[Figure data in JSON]
══════

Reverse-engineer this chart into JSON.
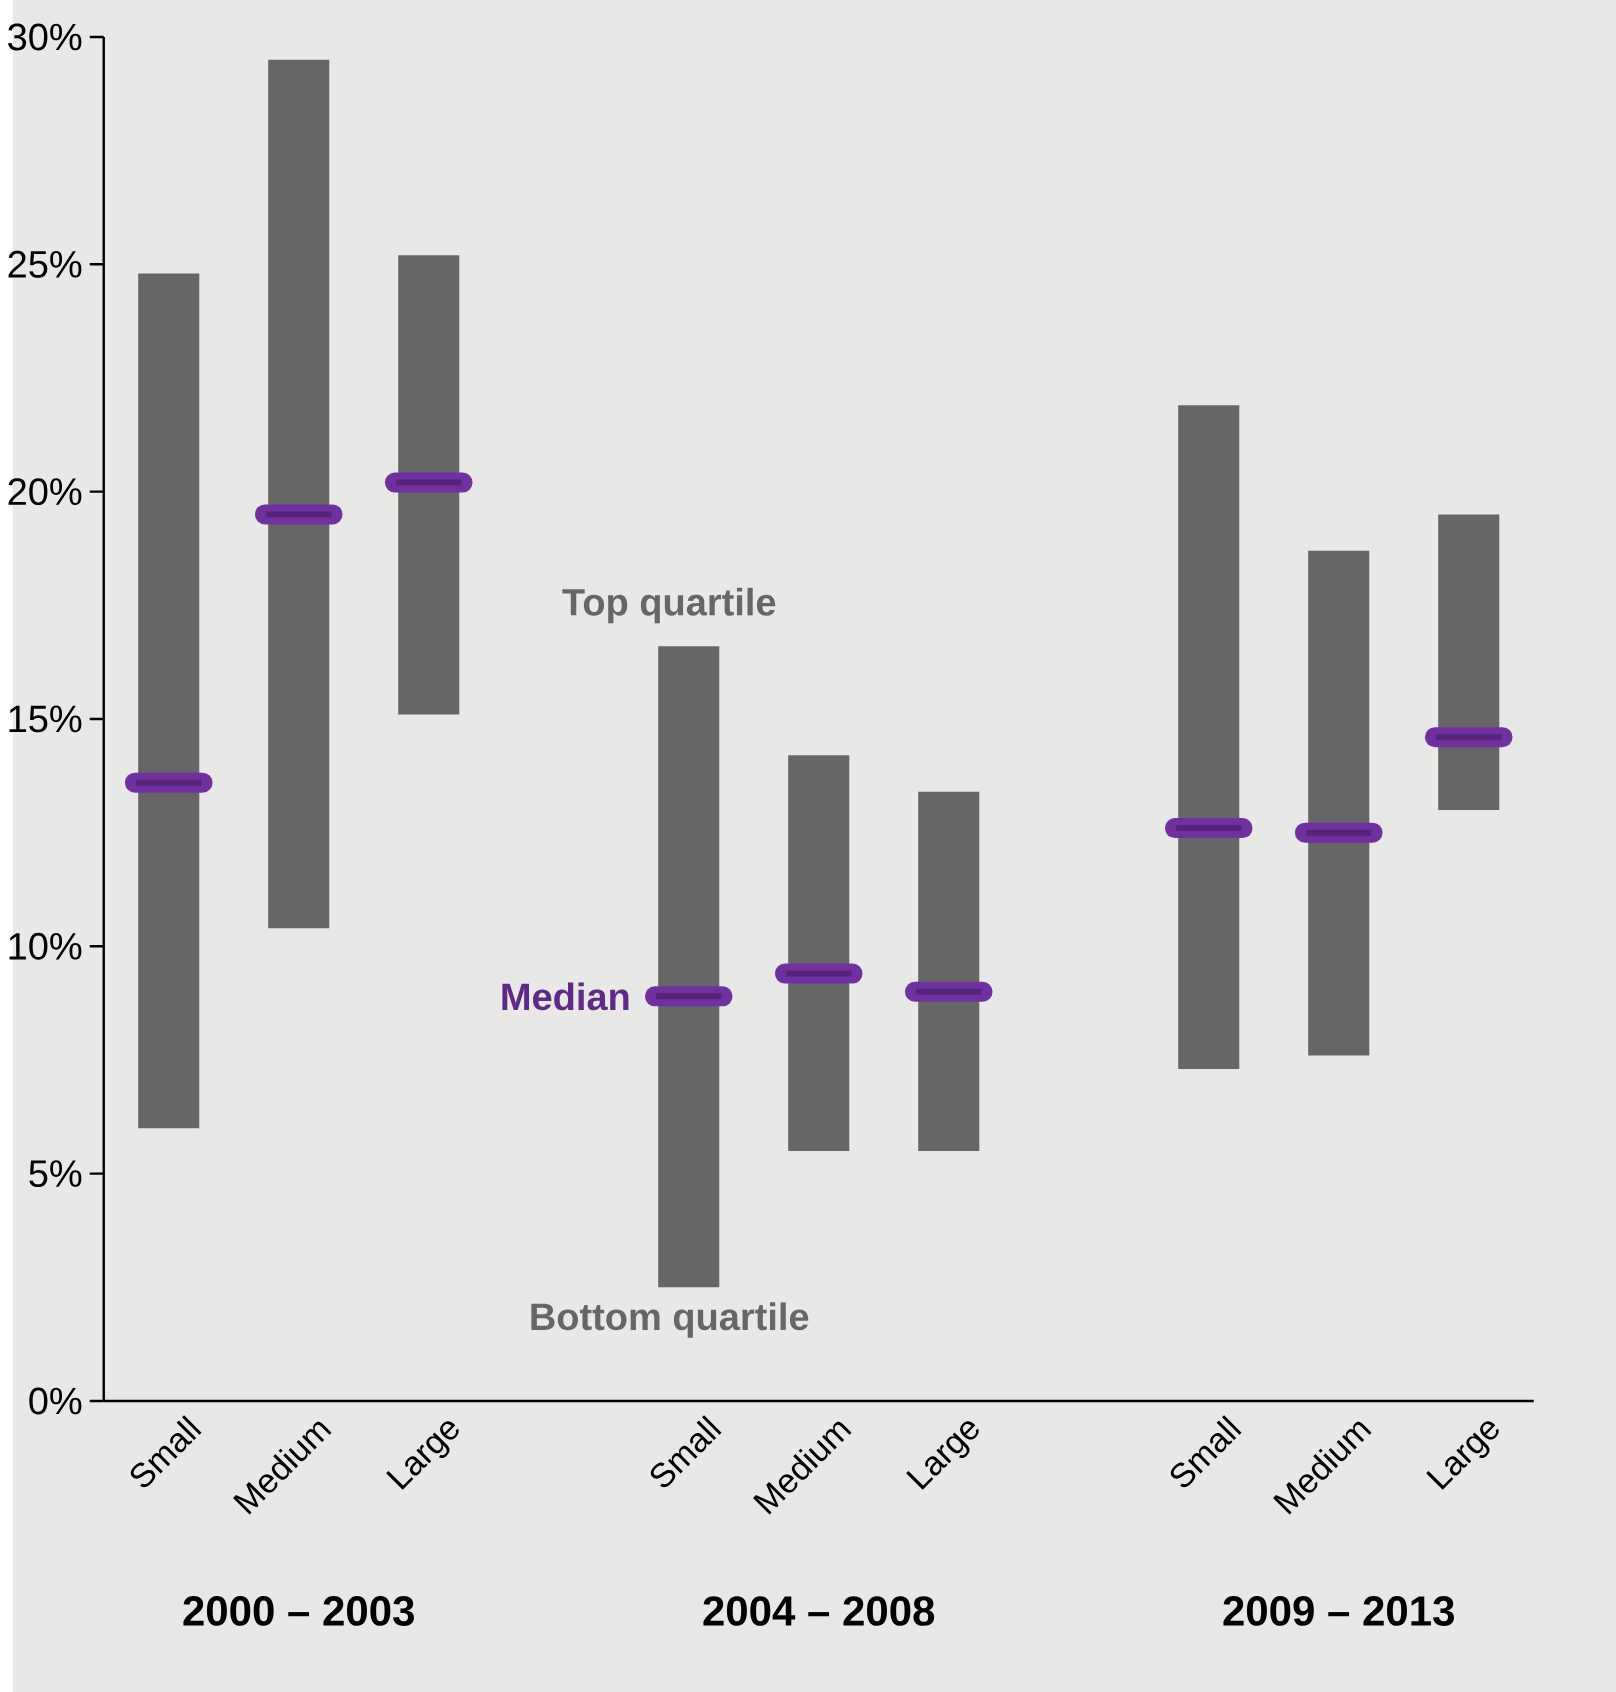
{
  "chart_data": {
    "type": "box",
    "categories": [
      "Small",
      "Medium",
      "Large",
      null,
      "Small",
      "Medium",
      "Large",
      null,
      "Small",
      "Medium",
      "Large"
    ],
    "color": "#666666",
    "boxes": [
      {
        "low": 6.0,
        "q1": 6.0,
        "median": 13.6,
        "q3": 24.8,
        "high": 24.8
      },
      {
        "low": 10.4,
        "q1": 10.4,
        "median": 19.5,
        "q3": 29.5,
        "high": 29.5
      },
      {
        "low": 15.1,
        "q1": 15.1,
        "median": 20.2,
        "q3": 25.2,
        "high": 25.2
      },
      null,
      {
        "low": 2.5,
        "q1": 2.5,
        "median": 8.9,
        "q3": 16.6,
        "high": 16.6
      },
      {
        "low": 5.5,
        "q1": 5.5,
        "median": 9.4,
        "q3": 14.2,
        "high": 14.2
      },
      {
        "low": 5.5,
        "q1": 5.5,
        "median": 9.0,
        "q3": 13.4,
        "high": 13.4
      },
      null,
      {
        "low": 7.3,
        "q1": 7.3,
        "median": 12.6,
        "q3": 21.9,
        "high": 21.9
      },
      {
        "low": 7.6,
        "q1": 7.6,
        "median": 12.5,
        "q3": 18.7,
        "high": 18.7
      },
      {
        "low": 13.0,
        "q1": 13.0,
        "median": 14.6,
        "q3": 19.5,
        "high": 19.5
      }
    ],
    "ylim": [
      0,
      30
    ],
    "yticks": [
      {
        "value": 0,
        "label": "0%"
      },
      {
        "value": 5,
        "label": "5%"
      },
      {
        "value": 10,
        "label": "10%"
      },
      {
        "value": 15,
        "label": "15%"
      },
      {
        "value": 20,
        "label": "20%"
      },
      {
        "value": 25,
        "label": "25%"
      },
      {
        "value": 30,
        "label": "30%"
      }
    ],
    "annotations": [
      "Top quartile",
      "Median",
      "Bottom quartile",
      "2000 – 2003",
      "2004 – 2008",
      "2009 – 2013"
    ]
  }
}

══════

▶ **Work to do**: Make an exact copy of every record, pictures excluded.

▶ **Result of this exercise**:
Reverse-engineer this chart into JSON.
{
  "chart_data": {
    "type": "box",
    "categories": [
      "Small",
      "Medium",
      "Large",
      null,
      "Small",
      "Medium",
      "Large",
      null,
      "Small",
      "Medium",
      "Large"
    ],
    "color": "#666666",
    "boxes": [
      {
        "low": 6.0,
        "q1": 6.0,
        "median": 13.6,
        "q3": 24.8,
        "high": 24.8
      },
      {
        "low": 10.4,
        "q1": 10.4,
        "median": 19.5,
        "q3": 29.5,
        "high": 29.5
      },
      {
        "low": 15.1,
        "q1": 15.1,
        "median": 20.2,
        "q3": 25.2,
        "high": 25.2
      },
      null,
      {
        "low": 2.5,
        "q1": 2.5,
        "median": 8.9,
        "q3": 16.6,
        "high": 16.6
      },
      {
        "low": 5.5,
        "q1": 5.5,
        "median": 9.4,
        "q3": 14.2,
        "high": 14.2
      },
      {
        "low": 5.5,
        "q1": 5.5,
        "median": 9.0,
        "q3": 13.4,
        "high": 13.4
      },
      null,
      {
        "low": 7.3,
        "q1": 7.3,
        "median": 12.6,
        "q3": 21.9,
        "high": 21.9
      },
      {
        "low": 7.6,
        "q1": 7.6,
        "median": 12.5,
        "q3": 18.7,
        "high": 18.7
      },
      {
        "low": 13.0,
        "q1": 13.0,
        "median": 14.6,
        "q3": 19.5,
        "high": 19.5
      }
    ],
    "ylim": [
      0,
      30
    ],
    "yticks": [
      {
        "value": 0,
        "label": "0%"
      },
      {
        "value": 5,
        "label": "5%"
      },
      {
        "value": 10,
        "label": "10%"
      },
      {
        "value": 15,
        "label": "15%"
      },
      {
        "value": 20,
        "label": "20%"
      },
      {
        "value": 25,
        "label": "25%"
      },
      {
        "value": 30,
        "label": "30%"
      }
    ],
    "annotations": [
      "Top quartile",
      "Median",
      "Bottom quartile",
      "2000 – 2003",
      "2004 – 2008",
      "2009 – 2013"
    ]
  }
}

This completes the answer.